_The problem:_
Write the material out again in full, word for word. Do not include the pictures.

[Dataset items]
--- start ---

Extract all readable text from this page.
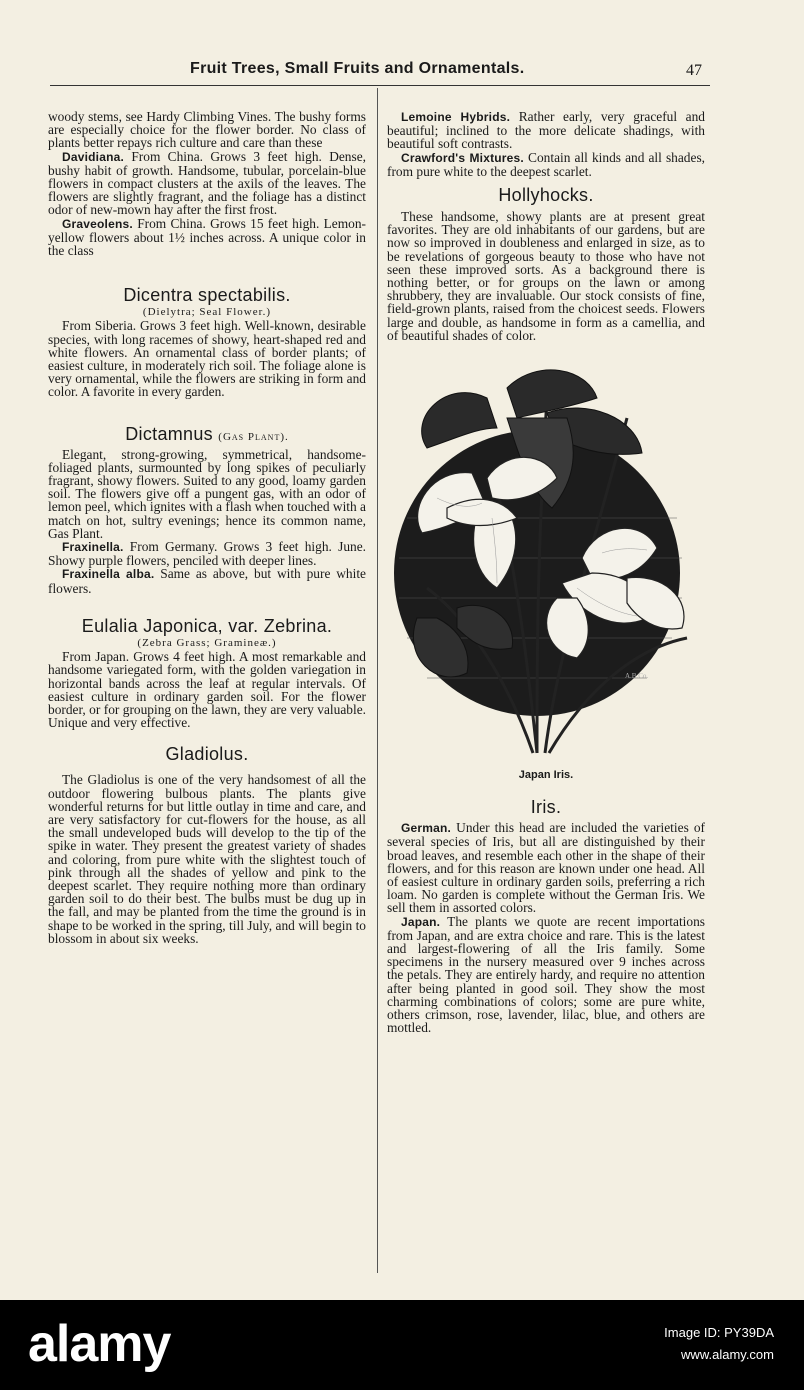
Fruit Trees, Small Fruits and Ornamentals.	47

woody stems, see Hardy Climbing Vines. The bushy forms are especially choice for the flower border. No class of plants better repays rich culture and care than these

Davidiana. From China. Grows 3 feet high. Dense, bushy habit of growth. Handsome, tubular, porcelain-blue flowers in compact clusters at the axils of the leaves. The flowers are slightly fragrant, and the foliage has a distinct odor of new-mown hay after the first frost.

Graveolens. From China. Grows 15 feet high. Lemon-yellow flowers about 1½ inches across. A unique color in the class

Dicentra spectabilis.

(Dielytra; Seal Flower.)

From Siberia. Grows 3 feet high. Well-known, desirable species, with long racemes of showy, heart-shaped red and white flowers. An ornamental class of border plants; of easiest culture, in moderately rich soil. The foliage alone is very ornamental, while the flowers are striking in form and color. A favorite in every garden.

Dictamnus (Gas Plant).

Elegant, strong-growing, symmetrical, handsome-foliaged plants, surmounted by long spikes of peculiarly fragrant, showy flowers. Suited to any good, loamy garden soil. The flowers give off a pungent gas, with an odor of lemon peel, which ignites with a flash when touched with a match on hot, sultry evenings; hence its common name, Gas Plant.

Fraxinella. From Germany. Grows 3 feet high. June. Showy purple flowers, penciled with deeper lines.

Fraxinella alba. Same as above, but with pure white flowers.

Eulalia Japonica, var. Zebrina.

(Zebra Grass; Gramineæ.)

From Japan. Grows 4 feet high. A most remarkable and handsome variegated form, with the golden variegation in horizontal bands across the leaf at regular intervals. Of easiest culture in ordinary garden soil. For the flower border, or for grouping on the lawn, they are very valuable. Unique and very effective.

Gladiolus.

The Gladiolus is one of the very handsomest of all the outdoor flowering bulbous plants. The plants give wonderful returns for but little outlay in time and care, and are very satisfactory for cut-flowers for the house, as all the small undeveloped buds will develop to the tip of the spike in water. They present the greatest variety of shades and coloring, from pure white with the slightest touch of pink through all the shades of yellow and pink to the deepest scarlet. They require nothing more than ordinary garden soil to do their best. The bulbs must be dug up in the fall, and may be planted from the time the ground is in shape to be worked in the spring, till July, and will begin to blossom in about six weeks.

Lemoine Hybrids. Rather early, very graceful and beautiful; inclined to the more delicate shadings, with beautiful soft contrasts.

Crawford's Mixtures. Contain all kinds and all shades, from pure white to the deepest scarlet.

Hollyhocks.

These handsome, showy plants are at present great favorites. They are old inhabitants of our gardens, but are now so improved in doubleness and enlarged in size, as to be revelations of gorgeous beauty to those who have not seen these improved sorts. As a background there is nothing better, or for groups on the lawn or among shrubbery, they are invaluable. Our stock consists of fine, field-grown plants, raised from the choicest seeds. Flowers large and double, as handsome in form as a camellia, and of beautiful shades of color.

A.B.Co.
Japan Iris.
Iris.

German. Under this head are included the varieties of several species of Iris, but all are distinguished by their broad leaves, and resemble each other in the shape of their flowers, and for this reason are known under one head. All of easiest culture in ordinary garden soils, preferring a rich loam. No garden is complete without the German Iris. We sell them in assorted colors.

Japan. The plants we quote are recent importations from Japan, and are extra choice and rare. This is the latest and largest-flowering of all the Iris family. Some specimens in the nursery measured over 9 inches across the petals. They are entirely hardy, and require no attention after being planted in good soil. They show the most charming combinations of colors; some are pure white, others crimson, rose, lavender, lilac, blue, and others are mottled.

alamy	Image ID: PY39DA
www.alamy.com
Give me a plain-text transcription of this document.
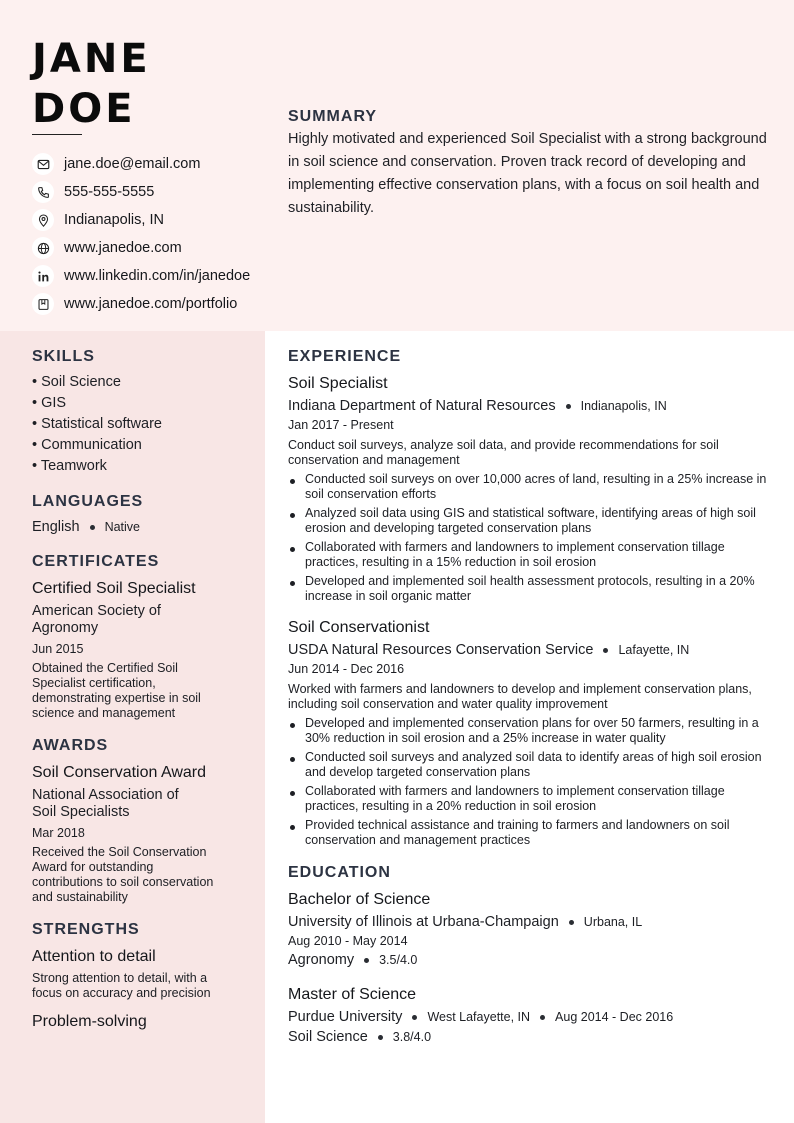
JANE
DOE
jane.doe@email.com
555-555-5555
Indianapolis, IN
www.janedoe.com
www.linkedin.com/in/janedoe
www.janedoe.com/portfolio
SUMMARY
Highly motivated and experienced Soil Specialist with a strong background in soil science and conservation. Proven track record of developing and implementing effective conservation plans, with a focus on soil health and sustainability.
SKILLS
• Soil Science
• GIS
• Statistical software
• Communication
• Teamwork
LANGUAGES
English Native
CERTIFICATES
Certified Soil Specialist
American Society of Agronomy
Jun 2015
Obtained the Certified Soil Specialist certification, demonstrating expertise in soil science and management
AWARDS
Soil Conservation Award
National Association of Soil Specialists
Mar 2018
Received the Soil Conservation Award for outstanding contributions to soil conservation and sustainability
STRENGTHS
Attention to detail
Strong attention to detail, with a focus on accuracy and precision
Problem-solving
EXPERIENCE
Soil Specialist
Indiana Department of Natural Resources Indianapolis, IN
Jan 2017 - Present
Conduct soil surveys, analyze soil data, and provide recommendations for soil conservation and management
Conducted soil surveys on over 10,000 acres of land, resulting in a 25% increase in soil conservation efforts
Analyzed soil data using GIS and statistical software, identifying areas of high soil erosion and developing targeted conservation plans
Collaborated with farmers and landowners to implement conservation tillage practices, resulting in a 15% reduction in soil erosion
Developed and implemented soil health assessment protocols, resulting in a 20% increase in soil organic matter
Soil Conservationist
USDA Natural Resources Conservation Service Lafayette, IN
Jun 2014 - Dec 2016
Worked with farmers and landowners to develop and implement conservation plans, including soil conservation and water quality improvement
Developed and implemented conservation plans for over 50 farmers, resulting in a 30% reduction in soil erosion and a 25% increase in water quality
Conducted soil surveys and analyzed soil data to identify areas of high soil erosion and develop targeted conservation plans
Collaborated with farmers and landowners to implement conservation tillage practices, resulting in a 20% reduction in soil erosion
Provided technical assistance and training to farmers and landowners on soil conservation and management practices
EDUCATION
Bachelor of Science
University of Illinois at Urbana-Champaign Urbana, IL
Aug 2010 - May 2014
Agronomy 3.5/4.0
Master of Science
Purdue University West Lafayette, IN Aug 2014 - Dec 2016
Soil Science 3.8/4.0
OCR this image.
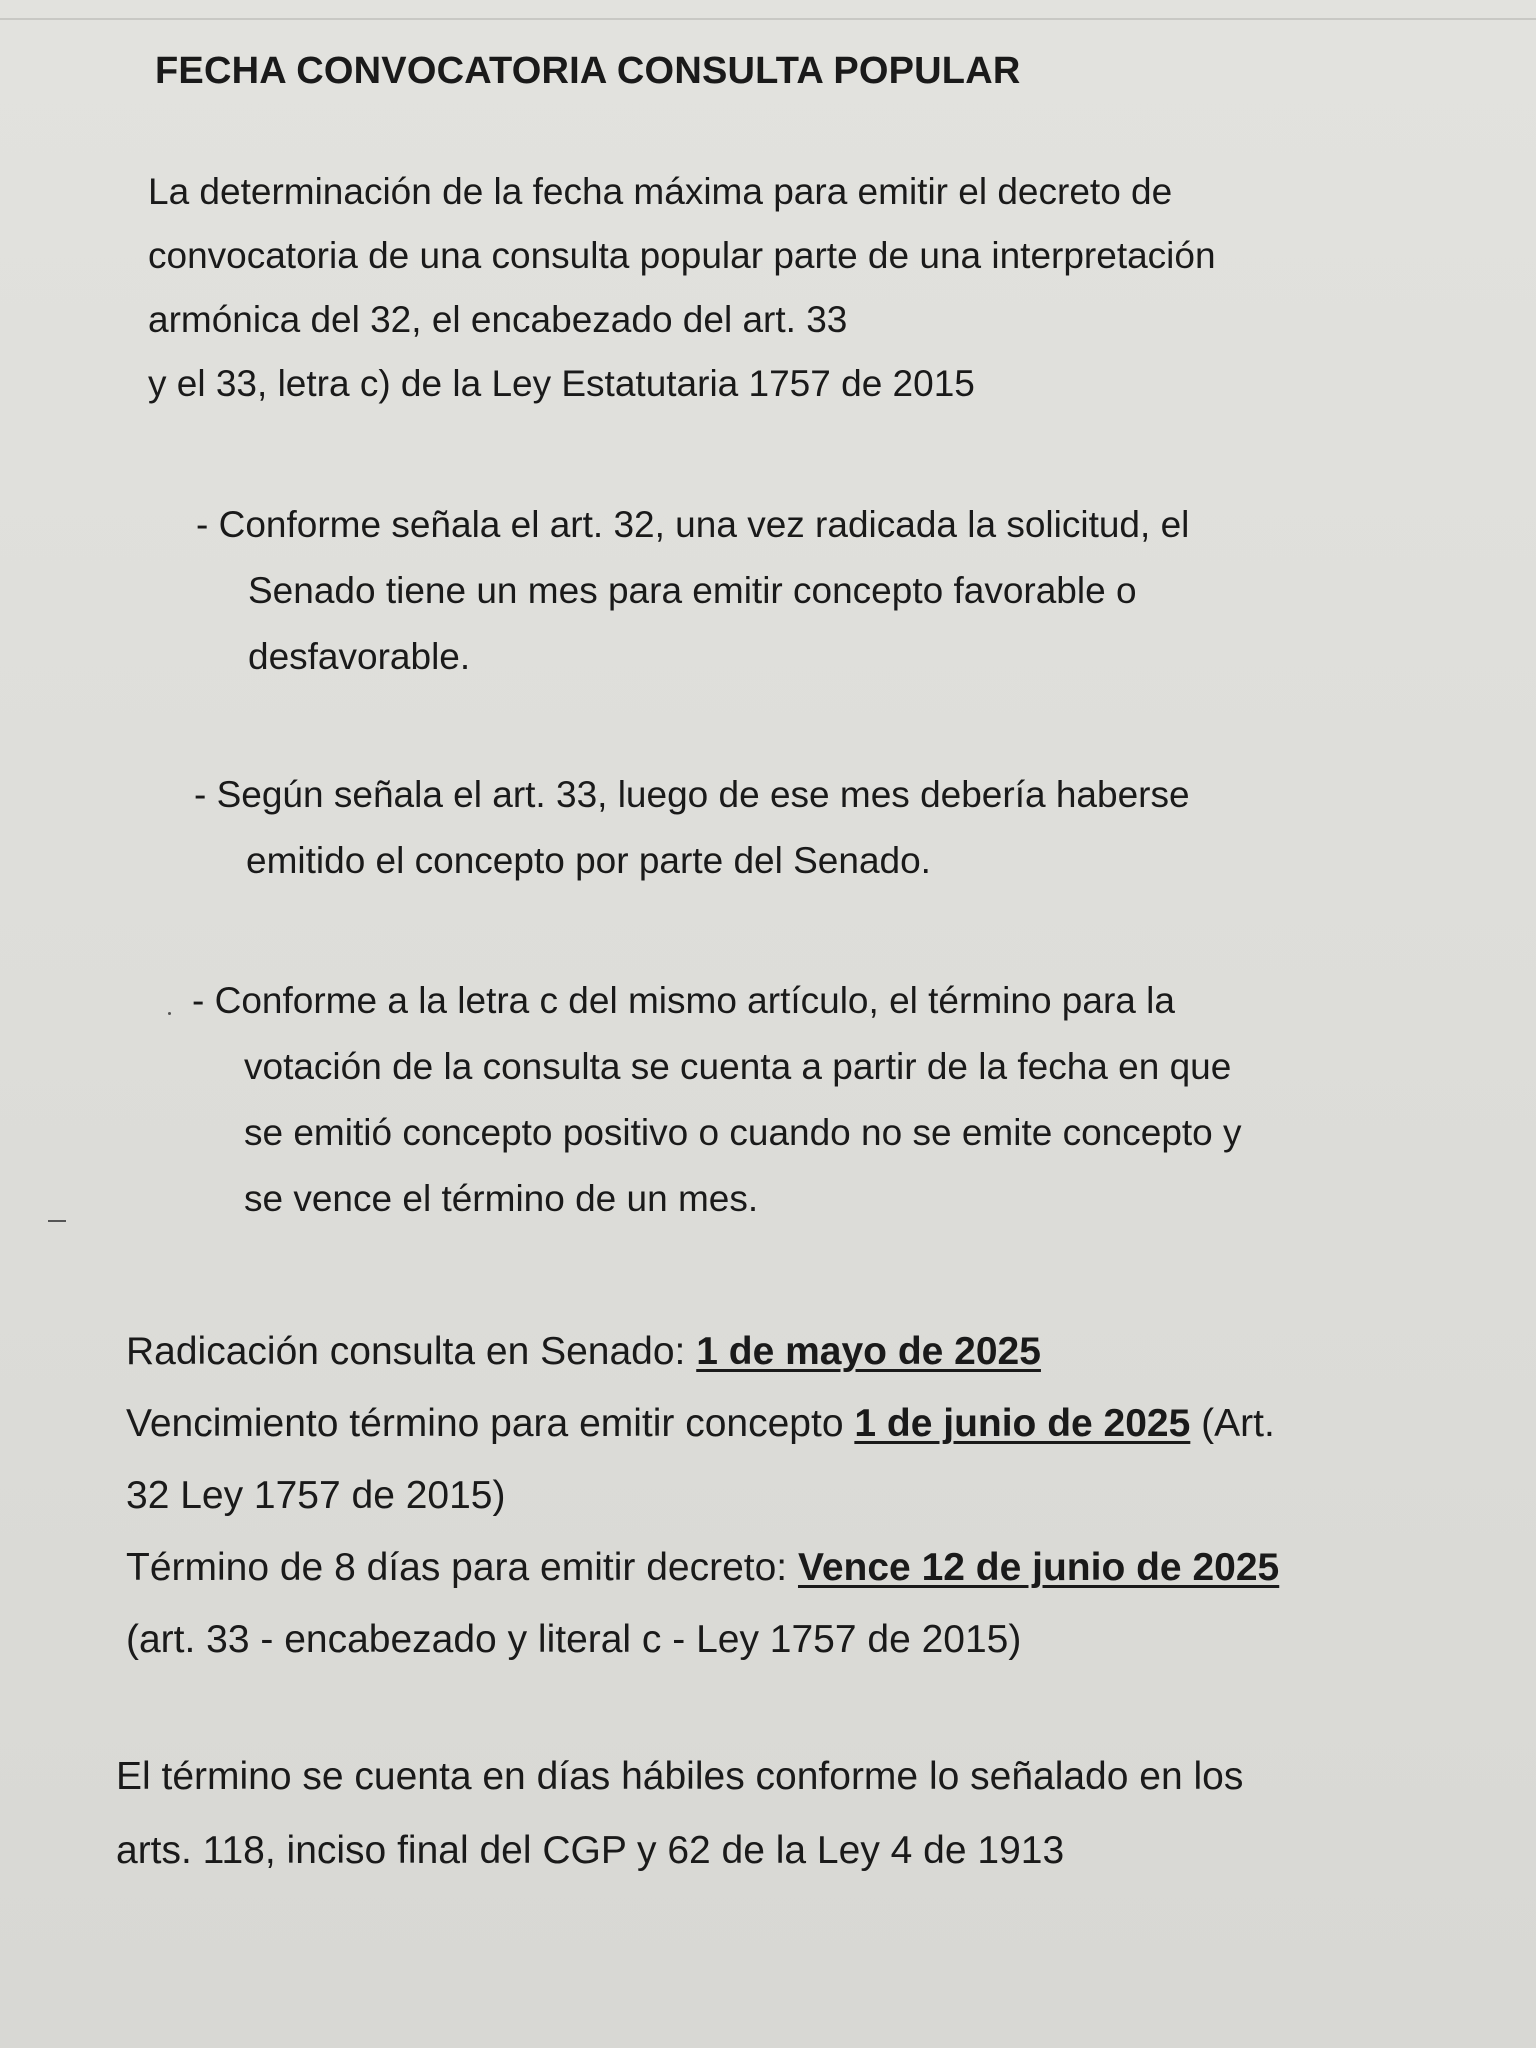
FECHA CONVOCATORIA CONSULTA POPULAR
La determinación de la fecha máxima para emitir el decreto de
convocatoria de una consulta popular parte de una interpretación
armónica del 32, el encabezado del art. 33
y el 33, letra c) de la Ley Estatutaria 1757 de 2015
- Conforme señala el art. 32, una vez radicada la solicitud, el
Senado tiene un mes para emitir concepto favorable o
desfavorable.
- Según señala el art. 33, luego de ese mes debería haberse
emitido el concepto por parte del Senado.
- Conforme a la letra c del mismo artículo, el término para la
votación de la consulta se cuenta a partir de la fecha en que
se emitió concepto positivo o cuando no se emite concepto y
se vence el término de un mes.
Radicación consulta en Senado: 1 de mayo de 2025
Vencimiento término para emitir concepto 1 de junio de 2025 (Art.
32 Ley 1757 de 2015)
Término de 8 días para emitir decreto: Vence 12 de junio de 2025
(art. 33 - encabezado y literal c - Ley 1757 de 2015)
El término se cuenta en días hábiles conforme lo señalado en los
arts. 118, inciso final del CGP y 62 de la Ley 4 de 1913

--- end ---

_Exercise solution:_
Extract all readable text from this page.
Fruit Trees, Small Fruits and Ornamentals.	47

woody stems, see Hardy Climbing Vines. The bushy forms are especially choice for the flower border. No class of plants better repays rich culture and care than these

Davidiana. From China. Grows 3 feet high. Dense, bushy habit of growth. Handsome, tubular, porcelain-blue flowers in compact clusters at the axils of the leaves. The flowers are slightly fragrant, and the foliage has a distinct odor of new-mown hay after the first frost.

Graveolens. From China. Grows 15 feet high. Lemon-yellow flowers about 1½ inches across. A unique color in the class

Dicentra spectabilis.

(Dielytra; Seal Flower.)

From Siberia. Grows 3 feet high. Well-known, desirable species, with long racemes of showy, heart-shaped red and white flowers. An ornamental class of border plants; of easiest culture, in moderately rich soil. The foliage alone is very ornamental, while the flowers are striking in form and color. A favorite in every garden.

Dictamnus (Gas Plant).

Elegant, strong-growing, symmetrical, handsome-foliaged plants, surmounted by long spikes of peculiarly fragrant, showy flowers. Suited to any good, loamy garden soil. The flowers give off a pungent gas, with an odor of lemon peel, which ignites with a flash when touched with a match on hot, sultry evenings; hence its common name, Gas Plant.

Fraxinella. From Germany. Grows 3 feet high. June. Showy purple flowers, penciled with deeper lines.

Fraxinella alba. Same as above, but with pure white flowers.

Eulalia Japonica, var. Zebrina.

(Zebra Grass; Gramineæ.)

From Japan. Grows 4 feet high. A most remarkable and handsome variegated form, with the golden variegation in horizontal bands across the leaf at regular intervals. Of easiest culture in ordinary garden soil. For the flower border, or for grouping on the lawn, they are very valuable. Unique and very effective.

Gladiolus.

The Gladiolus is one of the very handsomest of all the outdoor flowering bulbous plants. The plants give wonderful returns for but little outlay in time and care, and are very satisfactory for cut-flowers for the house, as all the small undeveloped buds will develop to the tip of the spike in water. They present the greatest variety of shades and coloring, from pure white with the slightest touch of pink through all the shades of yellow and pink to the deepest scarlet. They require nothing more than ordinary garden soil to do their best. The bulbs must be dug up in the fall, and may be planted from the time the ground is in shape to be worked in the spring, till July, and will begin to blossom in about six weeks.

Lemoine Hybrids. Rather early, very graceful and beautiful; inclined to the more delicate shadings, with beautiful soft contrasts.

Crawford's Mixtures. Contain all kinds and all shades, from pure white to the deepest scarlet.

Hollyhocks.

These handsome, showy plants are at present great favorites. They are old inhabitants of our gardens, but are now so improved in doubleness and enlarged in size, as to be revelations of gorgeous beauty to those who have not seen these improved sorts. As a background there is nothing better, or for groups on the lawn or among shrubbery, they are invaluable. Our stock consists of fine, field-grown plants, raised from the choicest seeds. Flowers large and double, as handsome in form as a camellia, and of beautiful shades of color.

A.B.Co.
Japan Iris.
Iris.

German. Under this head are included the varieties of several species of Iris, but all are distinguished by their broad leaves, and resemble each other in the shape of their flowers, and for this reason are known under one head. All of easiest culture in ordinary garden soils, preferring a rich loam. No garden is complete without the German Iris. We sell them in assorted colors.

Japan. The plants we quote are recent importations from Japan, and are extra choice and rare. This is the latest and largest-flowering of all the Iris family. Some specimens in the nursery measured over 9 inches across the petals. They are entirely hardy, and require no attention after being planted in good soil. They show the most charming combinations of colors; some are pure white, others crimson, rose, lavender, lilac, blue, and others are mottled.

alamy	Image ID: PY39DA
www.alamy.com
Give me a plain-text transcription of this document.
JANE
DOE
jane.doe@email.com
555-555-5555
Indianapolis, IN
www.janedoe.com
www.linkedin.com/in/janedoe
www.janedoe.com/portfolio
SUMMARY
Highly motivated and experienced Soil Specialist with a strong background in soil science and conservation. Proven track record of developing and implementing effective conservation plans, with a focus on soil health and sustainability.
SKILLS
• Soil Science
• GIS
• Statistical software
• Communication
• Teamwork
LANGUAGES
English Native
CERTIFICATES
Certified Soil Specialist
American Society of Agronomy
Jun 2015
Obtained the Certified Soil Specialist certification, demonstrating expertise in soil science and management
AWARDS
Soil Conservation Award
National Association of Soil Specialists
Mar 2018
Received the Soil Conservation Award for outstanding contributions to soil conservation and sustainability
STRENGTHS
Attention to detail
Strong attention to detail, with a focus on accuracy and precision
Problem-solving
EXPERIENCE
Soil Specialist
Indiana Department of Natural Resources Indianapolis, IN
Jan 2017 - Present
Conduct soil surveys, analyze soil data, and provide recommendations for soil conservation and management
Conducted soil surveys on over 10,000 acres of land, resulting in a 25% increase in soil conservation efforts
Analyzed soil data using GIS and statistical software, identifying areas of high soil erosion and developing targeted conservation plans
Collaborated with farmers and landowners to implement conservation tillage practices, resulting in a 15% reduction in soil erosion
Developed and implemented soil health assessment protocols, resulting in a 20% increase in soil organic matter
Soil Conservationist
USDA Natural Resources Conservation Service Lafayette, IN
Jun 2014 - Dec 2016
Worked with farmers and landowners to develop and implement conservation plans, including soil conservation and water quality improvement
Developed and implemented conservation plans for over 50 farmers, resulting in a 30% reduction in soil erosion and a 25% increase in water quality
Conducted soil surveys and analyzed soil data to identify areas of high soil erosion and develop targeted conservation plans
Collaborated with farmers and landowners to implement conservation tillage practices, resulting in a 20% reduction in soil erosion
Provided technical assistance and training to farmers and landowners on soil conservation and management practices
EDUCATION
Bachelor of Science
University of Illinois at Urbana-Champaign Urbana, IL
Aug 2010 - May 2014
Agronomy 3.5/4.0
Master of Science
Purdue University West Lafayette, IN Aug 2014 - Dec 2016
Soil Science 3.8/4.0
OCR this image.
FECHA CONVOCATORIA CONSULTA POPULAR
La determinación de la fecha máxima para emitir el decreto de
convocatoria de una consulta popular parte de una interpretación
armónica del 32, el encabezado del art. 33
y el 33, letra c) de la Ley Estatutaria 1757 de 2015
- Conforme señala el art. 32, una vez radicada la solicitud, el
Senado tiene un mes para emitir concepto favorable o
desfavorable.
- Según señala el art. 33, luego de ese mes debería haberse
emitido el concepto por parte del Senado.
- Conforme a la letra c del mismo artículo, el término para la
votación de la consulta se cuenta a partir de la fecha en que
se emitió concepto positivo o cuando no se emite concepto y
se vence el término de un mes.
Radicación consulta en Senado: 1 de mayo de 2025
Vencimiento término para emitir concepto 1 de junio de 2025 (Art.
32 Ley 1757 de 2015)
Término de 8 días para emitir decreto: Vence 12 de junio de 2025
(art. 33 - encabezado y literal c - Ley 1757 de 2015)
El término se cuenta en días hábiles conforme lo señalado en los
arts. 118, inciso final del CGP y 62 de la Ley 4 de 1913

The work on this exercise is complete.